__MATERIAL FOR THIS TASK__
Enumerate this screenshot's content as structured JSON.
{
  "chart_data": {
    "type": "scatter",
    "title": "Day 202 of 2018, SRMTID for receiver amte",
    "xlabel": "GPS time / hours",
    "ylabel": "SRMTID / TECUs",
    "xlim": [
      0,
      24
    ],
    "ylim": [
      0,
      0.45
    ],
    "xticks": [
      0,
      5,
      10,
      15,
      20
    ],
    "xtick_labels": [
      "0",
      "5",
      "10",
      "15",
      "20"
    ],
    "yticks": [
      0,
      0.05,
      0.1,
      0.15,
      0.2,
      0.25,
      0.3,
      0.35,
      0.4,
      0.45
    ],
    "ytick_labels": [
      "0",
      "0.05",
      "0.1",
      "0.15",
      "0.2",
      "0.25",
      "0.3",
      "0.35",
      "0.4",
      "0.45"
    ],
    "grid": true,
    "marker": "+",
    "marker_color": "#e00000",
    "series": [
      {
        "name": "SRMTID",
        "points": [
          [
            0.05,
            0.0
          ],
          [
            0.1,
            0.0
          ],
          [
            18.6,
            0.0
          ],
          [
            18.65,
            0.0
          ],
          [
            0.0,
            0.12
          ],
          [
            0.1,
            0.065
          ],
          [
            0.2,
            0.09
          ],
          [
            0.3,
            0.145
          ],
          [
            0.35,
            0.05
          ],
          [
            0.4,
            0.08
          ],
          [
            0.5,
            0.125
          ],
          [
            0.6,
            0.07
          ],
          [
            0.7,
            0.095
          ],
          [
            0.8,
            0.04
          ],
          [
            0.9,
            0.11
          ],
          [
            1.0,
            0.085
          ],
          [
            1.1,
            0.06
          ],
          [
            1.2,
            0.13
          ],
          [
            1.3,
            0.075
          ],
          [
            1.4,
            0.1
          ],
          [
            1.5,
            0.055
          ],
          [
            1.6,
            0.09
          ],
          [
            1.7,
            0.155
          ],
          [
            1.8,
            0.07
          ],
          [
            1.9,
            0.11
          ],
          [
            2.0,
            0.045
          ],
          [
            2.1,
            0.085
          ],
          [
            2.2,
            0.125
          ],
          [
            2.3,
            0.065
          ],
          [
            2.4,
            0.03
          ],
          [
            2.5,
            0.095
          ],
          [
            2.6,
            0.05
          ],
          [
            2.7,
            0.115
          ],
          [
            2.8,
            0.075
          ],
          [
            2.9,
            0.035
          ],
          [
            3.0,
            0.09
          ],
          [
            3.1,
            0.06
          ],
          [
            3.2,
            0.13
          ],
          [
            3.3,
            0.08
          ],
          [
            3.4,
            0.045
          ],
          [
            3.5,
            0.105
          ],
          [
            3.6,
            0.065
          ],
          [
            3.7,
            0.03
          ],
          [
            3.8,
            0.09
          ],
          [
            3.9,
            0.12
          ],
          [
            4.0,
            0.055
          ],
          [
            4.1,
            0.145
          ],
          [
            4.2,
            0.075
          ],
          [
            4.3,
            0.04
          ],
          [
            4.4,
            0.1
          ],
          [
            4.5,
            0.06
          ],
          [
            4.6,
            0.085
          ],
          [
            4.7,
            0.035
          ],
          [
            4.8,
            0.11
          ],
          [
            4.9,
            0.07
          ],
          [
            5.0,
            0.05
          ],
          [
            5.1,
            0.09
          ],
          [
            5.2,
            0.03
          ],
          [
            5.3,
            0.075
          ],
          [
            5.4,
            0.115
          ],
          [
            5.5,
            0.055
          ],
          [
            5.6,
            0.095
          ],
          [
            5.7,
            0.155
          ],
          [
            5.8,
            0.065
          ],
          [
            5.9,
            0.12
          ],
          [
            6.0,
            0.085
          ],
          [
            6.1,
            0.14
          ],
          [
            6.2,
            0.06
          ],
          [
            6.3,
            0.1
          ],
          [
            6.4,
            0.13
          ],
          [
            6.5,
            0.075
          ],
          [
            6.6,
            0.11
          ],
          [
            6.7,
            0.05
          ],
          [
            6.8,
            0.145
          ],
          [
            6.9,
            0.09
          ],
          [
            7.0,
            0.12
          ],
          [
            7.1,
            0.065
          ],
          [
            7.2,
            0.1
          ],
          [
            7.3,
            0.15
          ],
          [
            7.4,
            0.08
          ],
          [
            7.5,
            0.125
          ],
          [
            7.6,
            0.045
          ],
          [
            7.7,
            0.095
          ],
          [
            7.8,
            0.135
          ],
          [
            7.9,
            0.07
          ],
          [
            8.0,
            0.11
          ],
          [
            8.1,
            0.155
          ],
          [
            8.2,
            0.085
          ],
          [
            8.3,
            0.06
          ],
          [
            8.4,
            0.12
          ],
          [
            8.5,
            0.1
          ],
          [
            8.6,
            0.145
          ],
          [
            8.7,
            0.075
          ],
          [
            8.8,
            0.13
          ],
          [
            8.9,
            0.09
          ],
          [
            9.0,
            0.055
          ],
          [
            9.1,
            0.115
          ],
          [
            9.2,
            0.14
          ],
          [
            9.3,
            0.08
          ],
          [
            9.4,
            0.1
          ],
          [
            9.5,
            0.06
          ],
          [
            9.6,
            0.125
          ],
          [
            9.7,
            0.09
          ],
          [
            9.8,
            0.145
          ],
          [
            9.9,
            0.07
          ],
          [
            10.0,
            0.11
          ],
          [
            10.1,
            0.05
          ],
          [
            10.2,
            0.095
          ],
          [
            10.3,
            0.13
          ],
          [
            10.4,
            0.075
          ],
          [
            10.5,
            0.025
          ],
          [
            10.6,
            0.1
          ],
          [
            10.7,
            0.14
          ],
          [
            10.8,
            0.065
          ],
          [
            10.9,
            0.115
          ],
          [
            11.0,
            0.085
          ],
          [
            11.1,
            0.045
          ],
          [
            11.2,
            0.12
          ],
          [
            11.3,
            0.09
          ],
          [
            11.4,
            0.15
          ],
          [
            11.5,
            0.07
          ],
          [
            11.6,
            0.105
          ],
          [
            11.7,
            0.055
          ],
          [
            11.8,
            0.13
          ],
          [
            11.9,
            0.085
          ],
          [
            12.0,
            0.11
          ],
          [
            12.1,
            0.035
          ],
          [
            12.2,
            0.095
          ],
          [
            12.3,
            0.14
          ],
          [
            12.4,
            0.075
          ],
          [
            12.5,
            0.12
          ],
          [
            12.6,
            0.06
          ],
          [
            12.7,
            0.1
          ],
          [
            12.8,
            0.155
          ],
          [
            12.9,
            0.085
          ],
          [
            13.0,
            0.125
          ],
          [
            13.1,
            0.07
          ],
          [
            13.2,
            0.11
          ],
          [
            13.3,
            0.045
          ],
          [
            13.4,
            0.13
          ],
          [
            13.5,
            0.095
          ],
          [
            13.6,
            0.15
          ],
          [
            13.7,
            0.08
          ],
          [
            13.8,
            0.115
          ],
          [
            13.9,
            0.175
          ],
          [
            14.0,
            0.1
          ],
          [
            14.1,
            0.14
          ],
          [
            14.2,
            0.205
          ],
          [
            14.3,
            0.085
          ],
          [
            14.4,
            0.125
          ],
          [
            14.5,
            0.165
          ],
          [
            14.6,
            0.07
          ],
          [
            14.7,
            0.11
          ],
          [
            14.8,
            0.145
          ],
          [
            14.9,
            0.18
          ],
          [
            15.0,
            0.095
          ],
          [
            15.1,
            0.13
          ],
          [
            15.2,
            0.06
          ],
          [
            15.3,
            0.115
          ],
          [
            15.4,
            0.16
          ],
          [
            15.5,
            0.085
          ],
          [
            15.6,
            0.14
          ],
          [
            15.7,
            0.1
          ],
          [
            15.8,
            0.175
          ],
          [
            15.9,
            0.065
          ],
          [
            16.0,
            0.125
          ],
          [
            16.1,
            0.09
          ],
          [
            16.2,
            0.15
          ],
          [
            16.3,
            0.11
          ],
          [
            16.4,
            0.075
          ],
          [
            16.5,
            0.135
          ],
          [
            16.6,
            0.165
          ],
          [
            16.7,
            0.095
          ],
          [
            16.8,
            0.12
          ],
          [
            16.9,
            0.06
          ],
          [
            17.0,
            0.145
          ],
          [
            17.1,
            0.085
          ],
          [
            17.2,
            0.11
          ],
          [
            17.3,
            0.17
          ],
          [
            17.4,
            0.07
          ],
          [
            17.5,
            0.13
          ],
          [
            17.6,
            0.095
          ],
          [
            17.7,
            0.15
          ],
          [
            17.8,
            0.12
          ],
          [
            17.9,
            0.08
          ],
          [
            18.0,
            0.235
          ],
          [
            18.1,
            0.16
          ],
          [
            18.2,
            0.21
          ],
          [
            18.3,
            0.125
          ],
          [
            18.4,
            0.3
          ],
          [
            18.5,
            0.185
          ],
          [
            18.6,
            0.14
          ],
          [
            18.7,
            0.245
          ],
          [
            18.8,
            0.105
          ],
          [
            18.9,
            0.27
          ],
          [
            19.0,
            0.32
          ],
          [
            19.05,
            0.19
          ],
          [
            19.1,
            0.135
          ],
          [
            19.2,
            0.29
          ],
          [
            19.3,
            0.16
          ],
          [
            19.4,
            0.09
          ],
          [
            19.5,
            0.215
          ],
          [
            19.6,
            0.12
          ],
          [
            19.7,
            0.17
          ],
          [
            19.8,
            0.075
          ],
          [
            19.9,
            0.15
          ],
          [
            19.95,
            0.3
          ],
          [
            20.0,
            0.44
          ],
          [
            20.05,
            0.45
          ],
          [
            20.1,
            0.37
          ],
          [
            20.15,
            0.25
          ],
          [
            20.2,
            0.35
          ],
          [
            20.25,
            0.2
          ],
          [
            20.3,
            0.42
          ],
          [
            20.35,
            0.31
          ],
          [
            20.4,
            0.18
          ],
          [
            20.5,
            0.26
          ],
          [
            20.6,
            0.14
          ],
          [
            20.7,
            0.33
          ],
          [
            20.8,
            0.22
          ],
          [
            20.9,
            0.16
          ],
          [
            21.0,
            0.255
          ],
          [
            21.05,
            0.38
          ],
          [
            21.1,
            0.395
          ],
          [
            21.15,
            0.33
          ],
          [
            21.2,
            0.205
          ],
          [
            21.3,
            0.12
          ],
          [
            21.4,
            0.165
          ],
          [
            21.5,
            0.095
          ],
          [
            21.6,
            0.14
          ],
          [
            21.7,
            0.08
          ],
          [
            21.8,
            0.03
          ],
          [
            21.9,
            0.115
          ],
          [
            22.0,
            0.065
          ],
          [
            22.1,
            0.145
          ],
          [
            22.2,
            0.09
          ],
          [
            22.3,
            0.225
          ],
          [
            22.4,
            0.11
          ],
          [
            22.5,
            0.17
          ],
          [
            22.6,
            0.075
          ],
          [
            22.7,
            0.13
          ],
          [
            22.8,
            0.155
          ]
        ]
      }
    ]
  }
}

__WORK TO COMPLETE__
Using the data above, copy each line that contains "SRMTID".

__ANSWER FOR THIS EXERCISE__
    "title": "Day 202 of 2018, SRMTID for receiver amte",
    "ylabel": "SRMTID / TECUs",
        "name": "SRMTID",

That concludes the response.